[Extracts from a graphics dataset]
○ ○ ○ ○ ○ ○ ○

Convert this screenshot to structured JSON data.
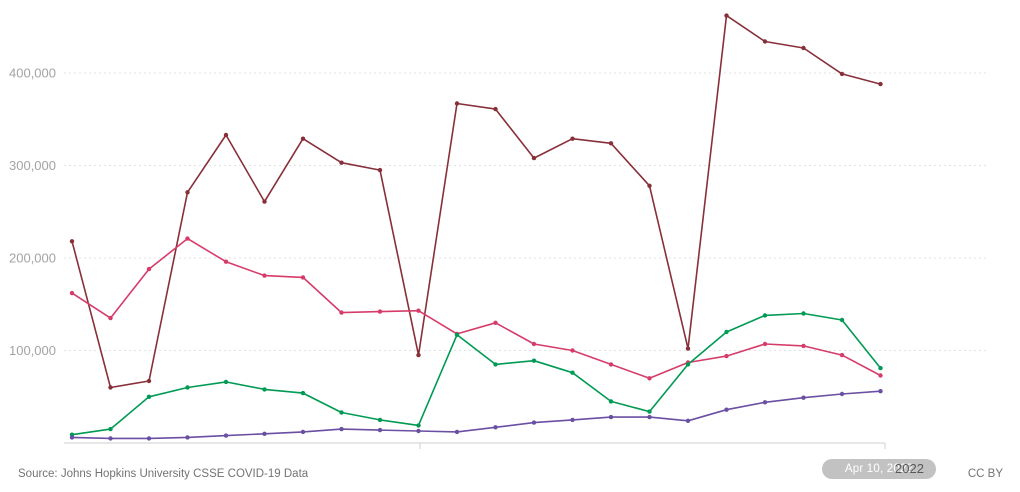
{
  "chart_data": {
    "type": "line",
    "title": "",
    "xlabel": "",
    "ylabel": "",
    "ylim": [
      0,
      470000
    ],
    "grid": "horizontal-dashed",
    "legend": "none",
    "x": [
      1,
      2,
      3,
      4,
      5,
      6,
      7,
      8,
      9,
      10,
      11,
      12,
      13,
      14,
      15,
      16,
      17,
      18,
      19,
      20,
      21,
      22
    ],
    "yticks": [
      {
        "value": 100000,
        "label": "100,000"
      },
      {
        "value": 200000,
        "label": "200,000"
      },
      {
        "value": 300000,
        "label": "300,000"
      },
      {
        "value": 400000,
        "label": "400,000"
      }
    ],
    "x_axis_tick_labels": [
      "2022"
    ],
    "series": [
      {
        "name": "dark-red",
        "color": "#883039",
        "values": [
          218000,
          60000,
          67000,
          271000,
          333000,
          261000,
          329000,
          303000,
          295000,
          95000,
          367000,
          361000,
          308000,
          329000,
          324000,
          278000,
          102000,
          462000,
          434000,
          427000,
          399000,
          388000
        ]
      },
      {
        "name": "pink",
        "color": "#d63c6a",
        "values": [
          162000,
          135000,
          188000,
          221000,
          196000,
          181000,
          179000,
          141000,
          142000,
          143000,
          118000,
          130000,
          107000,
          100000,
          85000,
          70000,
          87000,
          94000,
          107000,
          105000,
          95000,
          73000
        ]
      },
      {
        "name": "green",
        "color": "#009a54",
        "values": [
          9000,
          15000,
          50000,
          60000,
          66000,
          58000,
          54000,
          33000,
          25000,
          19000,
          117000,
          85000,
          89000,
          76000,
          45000,
          34000,
          85000,
          120000,
          138000,
          140000,
          133000,
          81000
        ]
      },
      {
        "name": "purple",
        "color": "#6a4fa3",
        "values": [
          6000,
          5000,
          5000,
          6000,
          8000,
          10000,
          12000,
          15000,
          14000,
          13000,
          12000,
          17000,
          22000,
          25000,
          28000,
          28000,
          24000,
          36000,
          44000,
          49000,
          53000,
          56000
        ]
      }
    ]
  },
  "timeline": {
    "badge_label": "Apr 10, 2022",
    "end_year_label": "2022"
  },
  "footer": {
    "source": "Source: Johns Hopkins University CSSE COVID-19 Data",
    "license": "CC BY"
  }
}
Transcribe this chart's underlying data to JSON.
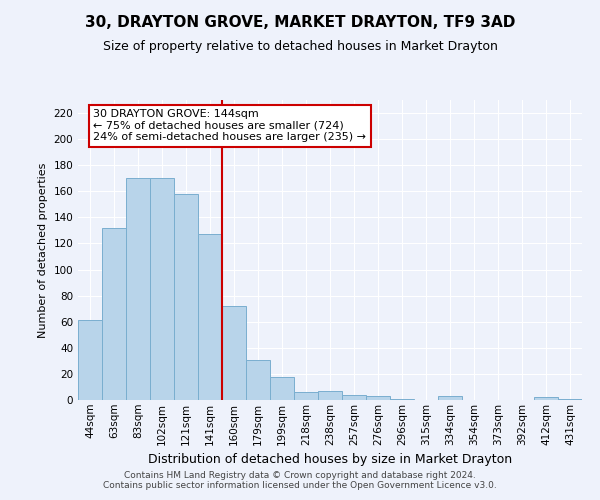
{
  "title": "30, DRAYTON GROVE, MARKET DRAYTON, TF9 3AD",
  "subtitle": "Size of property relative to detached houses in Market Drayton",
  "xlabel": "Distribution of detached houses by size in Market Drayton",
  "ylabel": "Number of detached properties",
  "bar_labels": [
    "44sqm",
    "63sqm",
    "83sqm",
    "102sqm",
    "121sqm",
    "141sqm",
    "160sqm",
    "179sqm",
    "199sqm",
    "218sqm",
    "238sqm",
    "257sqm",
    "276sqm",
    "296sqm",
    "315sqm",
    "334sqm",
    "354sqm",
    "373sqm",
    "392sqm",
    "412sqm",
    "431sqm"
  ],
  "bar_values": [
    61,
    132,
    170,
    170,
    158,
    127,
    72,
    31,
    18,
    6,
    7,
    4,
    3,
    1,
    0,
    3,
    0,
    0,
    0,
    2,
    1
  ],
  "bar_color": "#b8d4ea",
  "bar_edge_color": "#7aaecf",
  "vline_color": "#cc0000",
  "ylim": [
    0,
    230
  ],
  "yticks": [
    0,
    20,
    40,
    60,
    80,
    100,
    120,
    140,
    160,
    180,
    200,
    220
  ],
  "annotation_title": "30 DRAYTON GROVE: 144sqm",
  "annotation_line1": "← 75% of detached houses are smaller (724)",
  "annotation_line2": "24% of semi-detached houses are larger (235) →",
  "annotation_box_facecolor": "#ffffff",
  "annotation_box_edgecolor": "#cc0000",
  "footer_line1": "Contains HM Land Registry data © Crown copyright and database right 2024.",
  "footer_line2": "Contains public sector information licensed under the Open Government Licence v3.0.",
  "background_color": "#eef2fb",
  "grid_color": "#ffffff",
  "title_fontsize": 11,
  "subtitle_fontsize": 9,
  "xlabel_fontsize": 9,
  "ylabel_fontsize": 8,
  "tick_fontsize": 7.5,
  "footer_fontsize": 6.5
}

○ ○ ○ ○ ○ ○ ○

THE TASK: Print again, word for word, every line from the line with "Transcribe this chart's" to the final line of the records, inclusive; skip the pictures.

SOLUTION TO THE PROBLEM:
Transcribe this chart's underlying data to JSON.
{
  "title": "30, DRAYTON GROVE, MARKET DRAYTON, TF9 3AD",
  "subtitle": "Size of property relative to detached houses in Market Drayton",
  "xlabel": "Distribution of detached houses by size in Market Drayton",
  "ylabel": "Number of detached properties",
  "bar_labels": [
    "44sqm",
    "63sqm",
    "83sqm",
    "102sqm",
    "121sqm",
    "141sqm",
    "160sqm",
    "179sqm",
    "199sqm",
    "218sqm",
    "238sqm",
    "257sqm",
    "276sqm",
    "296sqm",
    "315sqm",
    "334sqm",
    "354sqm",
    "373sqm",
    "392sqm",
    "412sqm",
    "431sqm"
  ],
  "bar_values": [
    61,
    132,
    170,
    170,
    158,
    127,
    72,
    31,
    18,
    6,
    7,
    4,
    3,
    1,
    0,
    3,
    0,
    0,
    0,
    2,
    1
  ],
  "bar_color": "#b8d4ea",
  "bar_edge_color": "#7aaecf",
  "vline_color": "#cc0000",
  "ylim": [
    0,
    230
  ],
  "yticks": [
    0,
    20,
    40,
    60,
    80,
    100,
    120,
    140,
    160,
    180,
    200,
    220
  ],
  "annotation_title": "30 DRAYTON GROVE: 144sqm",
  "annotation_line1": "← 75% of detached houses are smaller (724)",
  "annotation_line2": "24% of semi-detached houses are larger (235) →",
  "annotation_box_facecolor": "#ffffff",
  "annotation_box_edgecolor": "#cc0000",
  "footer_line1": "Contains HM Land Registry data © Crown copyright and database right 2024.",
  "footer_line2": "Contains public sector information licensed under the Open Government Licence v3.0.",
  "background_color": "#eef2fb",
  "grid_color": "#ffffff",
  "title_fontsize": 11,
  "subtitle_fontsize": 9,
  "xlabel_fontsize": 9,
  "ylabel_fontsize": 8,
  "tick_fontsize": 7.5,
  "footer_fontsize": 6.5
}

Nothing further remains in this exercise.